===== Supplied entries =====

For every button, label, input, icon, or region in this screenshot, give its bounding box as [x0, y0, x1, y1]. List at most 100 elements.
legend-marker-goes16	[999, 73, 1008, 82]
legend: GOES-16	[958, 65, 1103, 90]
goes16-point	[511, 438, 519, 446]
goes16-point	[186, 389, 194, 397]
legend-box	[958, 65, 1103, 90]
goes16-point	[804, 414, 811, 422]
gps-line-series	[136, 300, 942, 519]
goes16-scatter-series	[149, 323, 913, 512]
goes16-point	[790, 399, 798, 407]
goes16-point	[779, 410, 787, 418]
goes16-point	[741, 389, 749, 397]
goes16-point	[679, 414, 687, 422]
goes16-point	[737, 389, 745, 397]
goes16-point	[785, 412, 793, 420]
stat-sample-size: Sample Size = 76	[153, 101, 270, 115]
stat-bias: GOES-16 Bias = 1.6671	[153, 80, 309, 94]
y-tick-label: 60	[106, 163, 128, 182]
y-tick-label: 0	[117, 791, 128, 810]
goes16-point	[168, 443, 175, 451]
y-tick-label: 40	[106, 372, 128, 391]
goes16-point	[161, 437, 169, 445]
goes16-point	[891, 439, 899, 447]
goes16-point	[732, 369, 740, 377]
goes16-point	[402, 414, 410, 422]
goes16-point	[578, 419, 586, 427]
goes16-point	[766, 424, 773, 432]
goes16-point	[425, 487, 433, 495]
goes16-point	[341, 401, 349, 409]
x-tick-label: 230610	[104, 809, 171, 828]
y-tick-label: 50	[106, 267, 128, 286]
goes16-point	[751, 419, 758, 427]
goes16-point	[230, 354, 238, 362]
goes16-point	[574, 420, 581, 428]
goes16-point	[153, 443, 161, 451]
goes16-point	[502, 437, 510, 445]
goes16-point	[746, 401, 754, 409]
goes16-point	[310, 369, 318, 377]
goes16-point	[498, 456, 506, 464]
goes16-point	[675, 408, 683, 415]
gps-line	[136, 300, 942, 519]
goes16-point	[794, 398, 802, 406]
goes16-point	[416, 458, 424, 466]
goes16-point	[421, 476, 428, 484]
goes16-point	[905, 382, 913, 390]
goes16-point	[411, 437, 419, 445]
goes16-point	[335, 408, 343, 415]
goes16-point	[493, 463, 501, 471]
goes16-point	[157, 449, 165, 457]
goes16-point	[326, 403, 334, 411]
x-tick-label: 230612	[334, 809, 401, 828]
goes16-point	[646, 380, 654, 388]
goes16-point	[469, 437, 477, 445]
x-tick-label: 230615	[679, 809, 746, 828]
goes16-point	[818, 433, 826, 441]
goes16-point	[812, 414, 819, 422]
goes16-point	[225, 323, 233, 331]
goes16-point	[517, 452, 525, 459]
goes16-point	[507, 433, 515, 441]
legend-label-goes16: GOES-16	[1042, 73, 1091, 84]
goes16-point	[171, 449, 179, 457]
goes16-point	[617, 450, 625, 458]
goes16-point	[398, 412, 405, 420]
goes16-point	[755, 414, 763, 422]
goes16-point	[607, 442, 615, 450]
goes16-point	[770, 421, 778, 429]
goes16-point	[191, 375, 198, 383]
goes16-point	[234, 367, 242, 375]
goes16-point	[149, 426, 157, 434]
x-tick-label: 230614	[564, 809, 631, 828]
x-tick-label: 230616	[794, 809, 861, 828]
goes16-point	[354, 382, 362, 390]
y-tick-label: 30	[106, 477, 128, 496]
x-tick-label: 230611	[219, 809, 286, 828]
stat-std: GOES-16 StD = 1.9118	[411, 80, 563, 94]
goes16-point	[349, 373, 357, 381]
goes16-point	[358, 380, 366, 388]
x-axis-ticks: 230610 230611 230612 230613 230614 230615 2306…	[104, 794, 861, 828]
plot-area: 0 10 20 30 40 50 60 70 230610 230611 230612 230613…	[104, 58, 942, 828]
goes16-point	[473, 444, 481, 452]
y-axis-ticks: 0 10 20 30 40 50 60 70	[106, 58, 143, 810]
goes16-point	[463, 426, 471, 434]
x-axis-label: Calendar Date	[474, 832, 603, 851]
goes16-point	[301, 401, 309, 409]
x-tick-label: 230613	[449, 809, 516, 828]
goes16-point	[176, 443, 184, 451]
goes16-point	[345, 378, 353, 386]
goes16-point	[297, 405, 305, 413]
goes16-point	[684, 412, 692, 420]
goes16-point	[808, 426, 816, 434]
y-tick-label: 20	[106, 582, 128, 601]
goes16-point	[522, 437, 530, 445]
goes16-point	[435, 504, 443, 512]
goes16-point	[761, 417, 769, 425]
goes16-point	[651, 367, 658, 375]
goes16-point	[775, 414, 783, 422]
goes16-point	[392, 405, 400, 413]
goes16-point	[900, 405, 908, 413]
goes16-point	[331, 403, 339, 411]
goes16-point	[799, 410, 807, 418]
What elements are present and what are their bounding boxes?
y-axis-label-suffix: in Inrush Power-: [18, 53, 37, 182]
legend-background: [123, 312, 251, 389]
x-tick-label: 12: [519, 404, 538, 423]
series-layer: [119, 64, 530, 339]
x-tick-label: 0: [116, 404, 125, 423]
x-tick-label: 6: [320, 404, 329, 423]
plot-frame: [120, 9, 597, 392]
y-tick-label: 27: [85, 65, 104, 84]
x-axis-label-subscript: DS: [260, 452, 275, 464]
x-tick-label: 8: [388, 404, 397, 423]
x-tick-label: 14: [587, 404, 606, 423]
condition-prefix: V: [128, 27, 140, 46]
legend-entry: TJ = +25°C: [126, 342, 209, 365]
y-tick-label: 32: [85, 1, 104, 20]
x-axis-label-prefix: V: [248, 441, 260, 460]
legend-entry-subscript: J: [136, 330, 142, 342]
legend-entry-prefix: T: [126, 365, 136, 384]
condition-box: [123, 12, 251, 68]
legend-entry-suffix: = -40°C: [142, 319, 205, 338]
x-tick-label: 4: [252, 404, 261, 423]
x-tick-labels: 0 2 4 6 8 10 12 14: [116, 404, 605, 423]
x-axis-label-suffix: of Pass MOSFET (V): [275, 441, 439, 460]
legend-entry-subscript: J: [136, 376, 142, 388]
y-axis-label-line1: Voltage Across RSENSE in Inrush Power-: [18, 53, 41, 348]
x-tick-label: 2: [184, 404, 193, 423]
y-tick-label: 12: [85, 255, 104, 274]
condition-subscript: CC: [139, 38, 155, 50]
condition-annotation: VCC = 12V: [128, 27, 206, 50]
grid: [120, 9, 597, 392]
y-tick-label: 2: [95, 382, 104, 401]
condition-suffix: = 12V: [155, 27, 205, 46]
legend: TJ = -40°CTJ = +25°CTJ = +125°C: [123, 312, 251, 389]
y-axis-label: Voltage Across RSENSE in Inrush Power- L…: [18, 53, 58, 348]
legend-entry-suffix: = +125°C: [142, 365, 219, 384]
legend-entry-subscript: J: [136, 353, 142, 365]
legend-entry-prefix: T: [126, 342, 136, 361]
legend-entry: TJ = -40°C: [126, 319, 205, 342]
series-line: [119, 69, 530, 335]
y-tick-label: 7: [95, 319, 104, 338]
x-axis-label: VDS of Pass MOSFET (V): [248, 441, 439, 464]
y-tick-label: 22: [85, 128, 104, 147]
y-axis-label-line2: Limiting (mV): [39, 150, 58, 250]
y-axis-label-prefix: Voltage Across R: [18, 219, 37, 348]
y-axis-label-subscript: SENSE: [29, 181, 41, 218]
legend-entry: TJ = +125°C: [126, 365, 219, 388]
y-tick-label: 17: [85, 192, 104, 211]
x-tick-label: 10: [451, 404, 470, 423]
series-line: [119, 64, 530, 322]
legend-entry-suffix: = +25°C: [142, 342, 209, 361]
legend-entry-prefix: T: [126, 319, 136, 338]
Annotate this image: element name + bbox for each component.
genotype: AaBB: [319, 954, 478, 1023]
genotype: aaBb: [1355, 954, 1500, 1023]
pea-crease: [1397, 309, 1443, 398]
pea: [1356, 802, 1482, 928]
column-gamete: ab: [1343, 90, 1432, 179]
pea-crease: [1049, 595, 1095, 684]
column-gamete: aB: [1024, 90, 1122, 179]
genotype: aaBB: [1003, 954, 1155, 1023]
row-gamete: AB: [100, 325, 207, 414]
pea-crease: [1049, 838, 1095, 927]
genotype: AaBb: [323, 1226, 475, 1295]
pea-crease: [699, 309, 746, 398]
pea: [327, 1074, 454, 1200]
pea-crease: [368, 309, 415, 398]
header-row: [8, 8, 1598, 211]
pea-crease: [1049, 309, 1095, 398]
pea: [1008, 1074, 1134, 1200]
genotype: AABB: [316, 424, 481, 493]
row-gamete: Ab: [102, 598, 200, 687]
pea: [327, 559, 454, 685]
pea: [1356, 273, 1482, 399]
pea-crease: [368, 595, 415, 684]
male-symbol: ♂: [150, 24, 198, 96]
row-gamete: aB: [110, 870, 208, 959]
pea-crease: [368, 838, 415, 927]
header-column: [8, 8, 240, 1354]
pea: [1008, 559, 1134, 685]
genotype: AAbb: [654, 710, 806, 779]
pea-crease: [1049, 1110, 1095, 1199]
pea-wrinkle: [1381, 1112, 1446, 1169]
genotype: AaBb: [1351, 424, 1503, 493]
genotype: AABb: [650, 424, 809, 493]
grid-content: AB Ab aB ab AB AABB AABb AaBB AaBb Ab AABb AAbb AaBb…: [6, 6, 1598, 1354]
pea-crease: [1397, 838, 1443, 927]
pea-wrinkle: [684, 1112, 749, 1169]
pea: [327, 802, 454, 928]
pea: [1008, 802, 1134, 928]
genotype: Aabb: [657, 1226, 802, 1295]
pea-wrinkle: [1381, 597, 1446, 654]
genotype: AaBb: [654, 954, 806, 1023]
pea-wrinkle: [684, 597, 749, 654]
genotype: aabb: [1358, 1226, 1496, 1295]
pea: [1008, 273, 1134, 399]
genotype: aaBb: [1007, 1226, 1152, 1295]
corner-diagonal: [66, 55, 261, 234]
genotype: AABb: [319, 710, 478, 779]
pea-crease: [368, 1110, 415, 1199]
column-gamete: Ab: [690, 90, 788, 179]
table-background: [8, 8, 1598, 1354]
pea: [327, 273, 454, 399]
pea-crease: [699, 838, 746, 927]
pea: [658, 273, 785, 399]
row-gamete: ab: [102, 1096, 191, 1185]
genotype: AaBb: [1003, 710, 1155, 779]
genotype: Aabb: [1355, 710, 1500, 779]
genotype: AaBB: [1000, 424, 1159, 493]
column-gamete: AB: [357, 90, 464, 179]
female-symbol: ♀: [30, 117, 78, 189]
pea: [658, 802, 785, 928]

=====

◆ What you are asked to do:
Convert the lines of the records, from the first line through the line containing "443, 161, 451]", into a JSON list of strings with one string per line, skipping any blank lines.

◆ Answer to this problem:
[
  "For every button, label, input, icon, or region in this screenshot, give its bounding box as [x0, y0, x1, y1]. List at most 100 elements.",
  "legend-marker-goes16\t[999, 73, 1008, 82]",
  "legend: GOES-16\t[958, 65, 1103, 90]",
  "goes16-point\t[511, 438, 519, 446]",
  "goes16-point\t[186, 389, 194, 397]",
  "legend-box\t[958, 65, 1103, 90]",
  "goes16-point\t[804, 414, 811, 422]",
  "gps-line-series\t[136, 300, 942, 519]",
  "goes16-scatter-series\t[149, 323, 913, 512]",
  "goes16-point\t[790, 399, 798, 407]",
  "goes16-point\t[779, 410, 787, 418]",
  "goes16-point\t[741, 389, 749, 397]",
  "goes16-point\t[679, 414, 687, 422]",
  "goes16-point\t[737, 389, 745, 397]",
  "goes16-point\t[785, 412, 793, 420]",
  "stat-sample-size: Sample Size = 76\t[153, 101, 270, 115]",
  "stat-bias: GOES-16 Bias = 1.6671\t[153, 80, 309, 94]",
  "y-tick-label: 60\t[106, 163, 128, 182]",
  "y-tick-label: 0\t[117, 791, 128, 810]",
  "goes16-point\t[168, 443, 175, 451]",
  "y-tick-label: 40\t[106, 372, 128, 391]",
  "goes16-point\t[161, 437, 169, 445]",
  "goes16-point\t[891, 439, 899, 447]",
  "goes16-point\t[732, 369, 740, 377]",
  "goes16-point\t[402, 414, 410, 422]",
  "goes16-point\t[578, 419, 586, 427]",
  "goes16-point\t[766, 424, 773, 432]",
  "goes16-point\t[425, 487, 433, 495]",
  "goes16-point\t[341, 401, 349, 409]",
  "x-tick-label: 230610\t[104, 809, 171, 828]",
  "y-tick-label: 50\t[106, 267, 128, 286]",
  "goes16-point\t[751, 419, 758, 427]",
  "goes16-point\t[230, 354, 238, 362]",
  "goes16-point\t[574, 420, 581, 428]",
  "goes16-point\t[153, 443, 161, 451]"
]